● TO DO
Rewrite the lines from the first one down through the line containing "option-3A: A.f（x）＝12 [93, 566, 353, 606]" as a numbered list, leaving out any blank lines.

-----

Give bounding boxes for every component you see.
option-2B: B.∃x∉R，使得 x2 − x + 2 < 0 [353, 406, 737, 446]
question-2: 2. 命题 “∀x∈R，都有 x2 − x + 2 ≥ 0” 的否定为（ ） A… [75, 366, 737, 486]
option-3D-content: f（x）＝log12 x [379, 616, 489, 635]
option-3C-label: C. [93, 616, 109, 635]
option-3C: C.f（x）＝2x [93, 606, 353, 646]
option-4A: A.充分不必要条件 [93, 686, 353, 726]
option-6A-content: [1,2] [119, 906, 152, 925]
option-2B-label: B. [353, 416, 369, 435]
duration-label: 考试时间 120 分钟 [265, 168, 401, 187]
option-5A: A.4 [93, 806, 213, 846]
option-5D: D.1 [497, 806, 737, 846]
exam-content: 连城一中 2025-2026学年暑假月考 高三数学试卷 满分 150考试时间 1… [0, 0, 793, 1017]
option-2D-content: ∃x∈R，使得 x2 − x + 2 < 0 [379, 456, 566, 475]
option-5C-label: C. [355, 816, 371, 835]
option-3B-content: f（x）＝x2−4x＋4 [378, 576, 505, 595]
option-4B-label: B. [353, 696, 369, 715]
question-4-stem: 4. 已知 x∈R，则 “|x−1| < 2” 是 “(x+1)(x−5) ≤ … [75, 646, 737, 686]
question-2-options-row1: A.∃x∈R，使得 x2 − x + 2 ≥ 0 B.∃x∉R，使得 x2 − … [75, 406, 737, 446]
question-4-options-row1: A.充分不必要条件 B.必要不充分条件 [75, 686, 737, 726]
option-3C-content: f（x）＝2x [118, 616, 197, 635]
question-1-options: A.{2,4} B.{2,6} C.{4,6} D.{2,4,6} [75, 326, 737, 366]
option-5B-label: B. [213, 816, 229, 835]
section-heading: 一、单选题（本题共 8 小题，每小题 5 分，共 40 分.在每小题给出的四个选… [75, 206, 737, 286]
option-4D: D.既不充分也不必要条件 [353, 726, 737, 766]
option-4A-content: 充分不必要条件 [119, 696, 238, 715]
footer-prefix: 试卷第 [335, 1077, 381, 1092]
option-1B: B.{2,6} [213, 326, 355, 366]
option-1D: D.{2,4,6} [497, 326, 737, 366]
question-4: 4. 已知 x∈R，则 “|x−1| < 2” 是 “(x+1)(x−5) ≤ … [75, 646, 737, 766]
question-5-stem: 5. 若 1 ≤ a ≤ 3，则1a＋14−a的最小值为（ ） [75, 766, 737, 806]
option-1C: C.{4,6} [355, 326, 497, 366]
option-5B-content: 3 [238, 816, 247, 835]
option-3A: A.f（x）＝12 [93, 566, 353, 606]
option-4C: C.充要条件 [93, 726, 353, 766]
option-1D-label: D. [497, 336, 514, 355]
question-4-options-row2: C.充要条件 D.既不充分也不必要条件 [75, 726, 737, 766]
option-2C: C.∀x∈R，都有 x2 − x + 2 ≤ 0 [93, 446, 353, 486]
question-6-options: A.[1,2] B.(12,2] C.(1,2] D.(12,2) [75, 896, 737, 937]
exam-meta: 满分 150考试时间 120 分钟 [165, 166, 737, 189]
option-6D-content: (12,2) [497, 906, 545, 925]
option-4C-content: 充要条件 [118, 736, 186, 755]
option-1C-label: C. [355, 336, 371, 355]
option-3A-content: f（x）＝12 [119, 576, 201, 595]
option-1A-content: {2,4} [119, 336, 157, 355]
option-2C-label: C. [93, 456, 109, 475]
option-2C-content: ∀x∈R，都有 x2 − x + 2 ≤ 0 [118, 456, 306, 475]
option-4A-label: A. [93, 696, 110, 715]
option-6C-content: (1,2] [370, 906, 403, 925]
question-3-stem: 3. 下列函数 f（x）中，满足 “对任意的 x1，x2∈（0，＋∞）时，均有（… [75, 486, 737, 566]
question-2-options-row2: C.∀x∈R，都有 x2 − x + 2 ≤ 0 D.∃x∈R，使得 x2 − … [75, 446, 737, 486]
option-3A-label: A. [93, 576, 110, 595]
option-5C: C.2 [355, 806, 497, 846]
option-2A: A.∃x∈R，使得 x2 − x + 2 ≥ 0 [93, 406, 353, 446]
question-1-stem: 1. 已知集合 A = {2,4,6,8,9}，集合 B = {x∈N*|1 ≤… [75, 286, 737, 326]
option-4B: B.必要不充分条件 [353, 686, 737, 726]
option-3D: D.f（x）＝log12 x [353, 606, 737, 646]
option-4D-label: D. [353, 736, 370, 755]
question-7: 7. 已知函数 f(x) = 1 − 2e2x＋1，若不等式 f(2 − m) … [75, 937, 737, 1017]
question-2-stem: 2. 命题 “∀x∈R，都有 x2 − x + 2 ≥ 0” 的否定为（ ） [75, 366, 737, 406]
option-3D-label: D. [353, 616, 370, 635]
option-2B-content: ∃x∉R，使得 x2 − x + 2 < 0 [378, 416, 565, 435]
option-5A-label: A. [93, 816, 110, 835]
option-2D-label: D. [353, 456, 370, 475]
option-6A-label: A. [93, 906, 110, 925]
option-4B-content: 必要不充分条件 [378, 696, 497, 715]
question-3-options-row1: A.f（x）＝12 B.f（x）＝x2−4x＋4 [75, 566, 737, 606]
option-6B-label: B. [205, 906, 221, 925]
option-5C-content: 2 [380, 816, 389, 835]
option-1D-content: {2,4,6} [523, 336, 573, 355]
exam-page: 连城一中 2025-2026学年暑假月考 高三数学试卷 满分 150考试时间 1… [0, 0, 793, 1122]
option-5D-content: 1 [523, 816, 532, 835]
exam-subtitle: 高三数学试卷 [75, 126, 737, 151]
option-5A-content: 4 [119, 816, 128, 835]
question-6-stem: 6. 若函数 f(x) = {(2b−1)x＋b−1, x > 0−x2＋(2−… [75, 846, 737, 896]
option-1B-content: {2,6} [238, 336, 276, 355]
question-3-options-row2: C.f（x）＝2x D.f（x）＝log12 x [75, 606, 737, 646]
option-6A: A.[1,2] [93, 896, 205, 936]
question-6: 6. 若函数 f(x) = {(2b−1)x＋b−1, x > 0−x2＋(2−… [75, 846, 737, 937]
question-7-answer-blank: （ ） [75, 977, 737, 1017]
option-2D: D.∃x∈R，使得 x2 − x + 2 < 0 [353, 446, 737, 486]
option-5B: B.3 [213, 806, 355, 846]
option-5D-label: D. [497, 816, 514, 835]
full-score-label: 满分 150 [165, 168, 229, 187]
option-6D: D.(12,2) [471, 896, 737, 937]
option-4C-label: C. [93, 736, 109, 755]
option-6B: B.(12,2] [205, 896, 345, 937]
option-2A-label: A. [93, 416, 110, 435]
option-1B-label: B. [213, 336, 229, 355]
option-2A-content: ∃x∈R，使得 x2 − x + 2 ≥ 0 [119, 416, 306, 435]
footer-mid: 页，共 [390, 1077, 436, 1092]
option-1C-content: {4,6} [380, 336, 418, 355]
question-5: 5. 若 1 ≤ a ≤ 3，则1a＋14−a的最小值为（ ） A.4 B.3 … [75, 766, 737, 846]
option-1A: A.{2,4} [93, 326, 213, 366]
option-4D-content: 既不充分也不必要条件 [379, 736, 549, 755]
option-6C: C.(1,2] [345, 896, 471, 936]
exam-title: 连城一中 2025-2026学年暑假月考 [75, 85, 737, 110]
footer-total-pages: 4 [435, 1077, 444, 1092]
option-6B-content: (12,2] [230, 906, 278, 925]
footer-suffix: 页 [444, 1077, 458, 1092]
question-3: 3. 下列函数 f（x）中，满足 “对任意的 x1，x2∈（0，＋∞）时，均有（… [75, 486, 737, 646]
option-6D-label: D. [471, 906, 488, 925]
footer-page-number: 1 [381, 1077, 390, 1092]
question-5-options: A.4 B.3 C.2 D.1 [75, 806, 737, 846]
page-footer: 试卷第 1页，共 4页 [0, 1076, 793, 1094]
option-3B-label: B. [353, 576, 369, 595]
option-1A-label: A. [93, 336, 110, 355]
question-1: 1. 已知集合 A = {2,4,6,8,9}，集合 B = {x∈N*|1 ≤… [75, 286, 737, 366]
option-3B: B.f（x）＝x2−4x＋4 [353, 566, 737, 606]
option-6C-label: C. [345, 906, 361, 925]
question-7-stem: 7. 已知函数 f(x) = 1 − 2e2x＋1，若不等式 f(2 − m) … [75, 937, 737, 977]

-----

● SOLUTION BELOW
1. Give bounding boxes for every component you see.
2. option-2B: B.∃x∉R，使得 x2 − x + 2 < 0 [353, 406, 737, 446]
3. question-2: 2. 命题 “∀x∈R，都有 x2 − x + 2 ≥ 0” 的否定为（ ） A… [75, 366, 737, 486]
4. option-3D-content: f（x）＝log12 x [379, 616, 489, 635]
5. option-3C-label: C. [93, 616, 109, 635]
6. option-3C: C.f（x）＝2x [93, 606, 353, 646]
7. option-4A: A.充分不必要条件 [93, 686, 353, 726]
8. option-6A-content: [1,2] [119, 906, 152, 925]
9. option-2B-label: B. [353, 416, 369, 435]
10. duration-label: 考试时间 120 分钟 [265, 168, 401, 187]
11. option-5A: A.4 [93, 806, 213, 846]
12. option-5D: D.1 [497, 806, 737, 846]
13. exam-content: 连城一中 2025-2026学年暑假月考 高三数学试卷 满分 150考试时间 1… [0, 0, 793, 1017]
14. option-2D-content: ∃x∈R，使得 x2 − x + 2 < 0 [379, 456, 566, 475]
15. option-5C-label: C. [355, 816, 371, 835]
16. option-3B-content: f（x）＝x2−4x＋4 [378, 576, 505, 595]
17. option-4B-label: B. [353, 696, 369, 715]
18. question-4-stem: 4. 已知 x∈R，则 “|x−1| < 2” 是 “(x+1)(x−5) ≤ … [75, 646, 737, 686]
19. question-2-options-row1: A.∃x∈R，使得 x2 − x + 2 ≥ 0 B.∃x∉R，使得 x2 − … [75, 406, 737, 446]
20. question-4-options-row1: A.充分不必要条件 B.必要不充分条件 [75, 686, 737, 726]
21. option-3C-content: f（x）＝2x [118, 616, 197, 635]
22. question-1-options: A.{2,4} B.{2,6} C.{4,6} D.{2,4,6} [75, 326, 737, 366]
23. option-5B-label: B. [213, 816, 229, 835]
24. section-heading: 一、单选题（本题共 8 小题，每小题 5 分，共 40 分.在每小题给出的四个选… [75, 206, 737, 286]
25. option-4D: D.既不充分也不必要条件 [353, 726, 737, 766]
26. option-4A-content: 充分不必要条件 [119, 696, 238, 715]
27. footer-prefix: 试卷第 [335, 1077, 381, 1092]
28. option-1B: B.{2,6} [213, 326, 355, 366]
29. option-1D: D.{2,4,6} [497, 326, 737, 366]
30. question-4: 4. 已知 x∈R，则 “|x−1| < 2” 是 “(x+1)(x−5) ≤ … [75, 646, 737, 766]
31. question-5-stem: 5. 若 1 ≤ a ≤ 3，则1a＋14−a的最小值为（ ） [75, 766, 737, 806]
32. option-1C: C.{4,6} [355, 326, 497, 366]
33. option-5B-content: 3 [238, 816, 247, 835]
34. option-3A: A.f（x）＝12 [93, 566, 353, 606]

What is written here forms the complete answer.